- _Stated task_: Restate each of the lines given below, word for word.

::: Supplied records

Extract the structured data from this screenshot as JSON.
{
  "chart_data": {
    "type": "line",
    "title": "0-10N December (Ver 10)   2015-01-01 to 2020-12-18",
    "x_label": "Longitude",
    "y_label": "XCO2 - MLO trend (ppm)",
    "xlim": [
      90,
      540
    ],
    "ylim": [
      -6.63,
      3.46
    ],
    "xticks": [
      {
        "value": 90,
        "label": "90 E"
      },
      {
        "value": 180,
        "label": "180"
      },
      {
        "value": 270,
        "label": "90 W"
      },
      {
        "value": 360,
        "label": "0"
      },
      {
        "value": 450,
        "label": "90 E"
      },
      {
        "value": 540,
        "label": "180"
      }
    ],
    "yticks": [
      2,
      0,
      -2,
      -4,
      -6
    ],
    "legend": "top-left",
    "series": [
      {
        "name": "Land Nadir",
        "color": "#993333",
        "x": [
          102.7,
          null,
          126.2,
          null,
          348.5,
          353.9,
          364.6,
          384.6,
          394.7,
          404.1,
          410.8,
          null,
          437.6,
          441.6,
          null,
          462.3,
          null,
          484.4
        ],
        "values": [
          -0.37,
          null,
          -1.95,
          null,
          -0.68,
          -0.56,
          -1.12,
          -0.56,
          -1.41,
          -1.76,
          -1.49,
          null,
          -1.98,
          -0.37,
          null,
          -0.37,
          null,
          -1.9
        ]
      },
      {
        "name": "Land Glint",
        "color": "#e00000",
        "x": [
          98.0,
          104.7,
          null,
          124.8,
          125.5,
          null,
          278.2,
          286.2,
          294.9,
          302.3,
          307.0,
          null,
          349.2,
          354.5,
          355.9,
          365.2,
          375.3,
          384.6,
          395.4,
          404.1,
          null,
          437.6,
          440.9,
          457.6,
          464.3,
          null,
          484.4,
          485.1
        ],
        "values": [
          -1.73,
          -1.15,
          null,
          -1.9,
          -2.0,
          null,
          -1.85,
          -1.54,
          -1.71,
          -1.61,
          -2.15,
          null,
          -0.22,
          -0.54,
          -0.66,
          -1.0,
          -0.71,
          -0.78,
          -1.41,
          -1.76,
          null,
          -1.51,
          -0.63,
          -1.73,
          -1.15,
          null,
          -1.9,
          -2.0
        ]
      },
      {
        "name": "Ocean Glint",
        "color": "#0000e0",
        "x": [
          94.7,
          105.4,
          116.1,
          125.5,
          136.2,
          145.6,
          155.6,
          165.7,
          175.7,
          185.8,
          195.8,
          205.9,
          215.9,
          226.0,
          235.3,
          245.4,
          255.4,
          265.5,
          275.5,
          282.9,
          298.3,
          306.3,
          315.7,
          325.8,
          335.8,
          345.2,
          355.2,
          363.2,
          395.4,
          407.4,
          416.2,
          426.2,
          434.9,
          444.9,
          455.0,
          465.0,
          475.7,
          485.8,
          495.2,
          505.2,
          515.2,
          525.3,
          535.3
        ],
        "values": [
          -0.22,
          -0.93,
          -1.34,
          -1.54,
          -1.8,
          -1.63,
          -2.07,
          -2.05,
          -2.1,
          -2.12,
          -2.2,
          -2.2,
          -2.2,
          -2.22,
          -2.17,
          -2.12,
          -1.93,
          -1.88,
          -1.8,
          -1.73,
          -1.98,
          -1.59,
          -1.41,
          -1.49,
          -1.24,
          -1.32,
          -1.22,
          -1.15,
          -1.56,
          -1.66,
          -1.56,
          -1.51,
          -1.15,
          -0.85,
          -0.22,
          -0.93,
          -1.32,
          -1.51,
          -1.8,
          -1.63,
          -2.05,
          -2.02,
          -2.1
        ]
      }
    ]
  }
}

::::::

- _Task solution_:
Extract the structured data from this screenshot as JSON.
{
  "chart_data": {
    "type": "line",
    "title": "0-10N December (Ver 10)   2015-01-01 to 2020-12-18",
    "x_label": "Longitude",
    "y_label": "XCO2 - MLO trend (ppm)",
    "xlim": [
      90,
      540
    ],
    "ylim": [
      -6.63,
      3.46
    ],
    "xticks": [
      {
        "value": 90,
        "label": "90 E"
      },
      {
        "value": 180,
        "label": "180"
      },
      {
        "value": 270,
        "label": "90 W"
      },
      {
        "value": 360,
        "label": "0"
      },
      {
        "value": 450,
        "label": "90 E"
      },
      {
        "value": 540,
        "label": "180"
      }
    ],
    "yticks": [
      2,
      0,
      -2,
      -4,
      -6
    ],
    "legend": "top-left",
    "series": [
      {
        "name": "Land Nadir",
        "color": "#993333",
        "x": [
          102.7,
          null,
          126.2,
          null,
          348.5,
          353.9,
          364.6,
          384.6,
          394.7,
          404.1,
          410.8,
          null,
          437.6,
          441.6,
          null,
          462.3,
          null,
          484.4
        ],
        "values": [
          -0.37,
          null,
          -1.95,
          null,
          -0.68,
          -0.56,
          -1.12,
          -0.56,
          -1.41,
          -1.76,
          -1.49,
          null,
          -1.98,
          -0.37,
          null,
          -0.37,
          null,
          -1.9
        ]
      },
      {
        "name": "Land Glint",
        "color": "#e00000",
        "x": [
          98.0,
          104.7,
          null,
          124.8,
          125.5,
          null,
          278.2,
          286.2,
          294.9,
          302.3,
          307.0,
          null,
          349.2,
          354.5,
          355.9,
          365.2,
          375.3,
          384.6,
          395.4,
          404.1,
          null,
          437.6,
          440.9,
          457.6,
          464.3,
          null,
          484.4,
          485.1
        ],
        "values": [
          -1.73,
          -1.15,
          null,
          -1.9,
          -2.0,
          null,
          -1.85,
          -1.54,
          -1.71,
          -1.61,
          -2.15,
          null,
          -0.22,
          -0.54,
          -0.66,
          -1.0,
          -0.71,
          -0.78,
          -1.41,
          -1.76,
          null,
          -1.51,
          -0.63,
          -1.73,
          -1.15,
          null,
          -1.9,
          -2.0
        ]
      },
      {
        "name": "Ocean Glint",
        "color": "#0000e0",
        "x": [
          94.7,
          105.4,
          116.1,
          125.5,
          136.2,
          145.6,
          155.6,
          165.7,
          175.7,
          185.8,
          195.8,
          205.9,
          215.9,
          226.0,
          235.3,
          245.4,
          255.4,
          265.5,
          275.5,
          282.9,
          298.3,
          306.3,
          315.7,
          325.8,
          335.8,
          345.2,
          355.2,
          363.2,
          395.4,
          407.4,
          416.2,
          426.2,
          434.9,
          444.9,
          455.0,
          465.0,
          475.7,
          485.8,
          495.2,
          505.2,
          515.2,
          525.3,
          535.3
        ],
        "values": [
          -0.22,
          -0.93,
          -1.34,
          -1.54,
          -1.8,
          -1.63,
          -2.07,
          -2.05,
          -2.1,
          -2.12,
          -2.2,
          -2.2,
          -2.2,
          -2.22,
          -2.17,
          -2.12,
          -1.93,
          -1.88,
          -1.8,
          -1.73,
          -1.98,
          -1.59,
          -1.41,
          -1.49,
          -1.24,
          -1.32,
          -1.22,
          -1.15,
          -1.56,
          -1.66,
          -1.56,
          -1.51,
          -1.15,
          -0.85,
          -0.22,
          -0.93,
          -1.32,
          -1.51,
          -1.8,
          -1.63,
          -2.05,
          -2.02,
          -2.1
        ]
      }
    ]
  }
}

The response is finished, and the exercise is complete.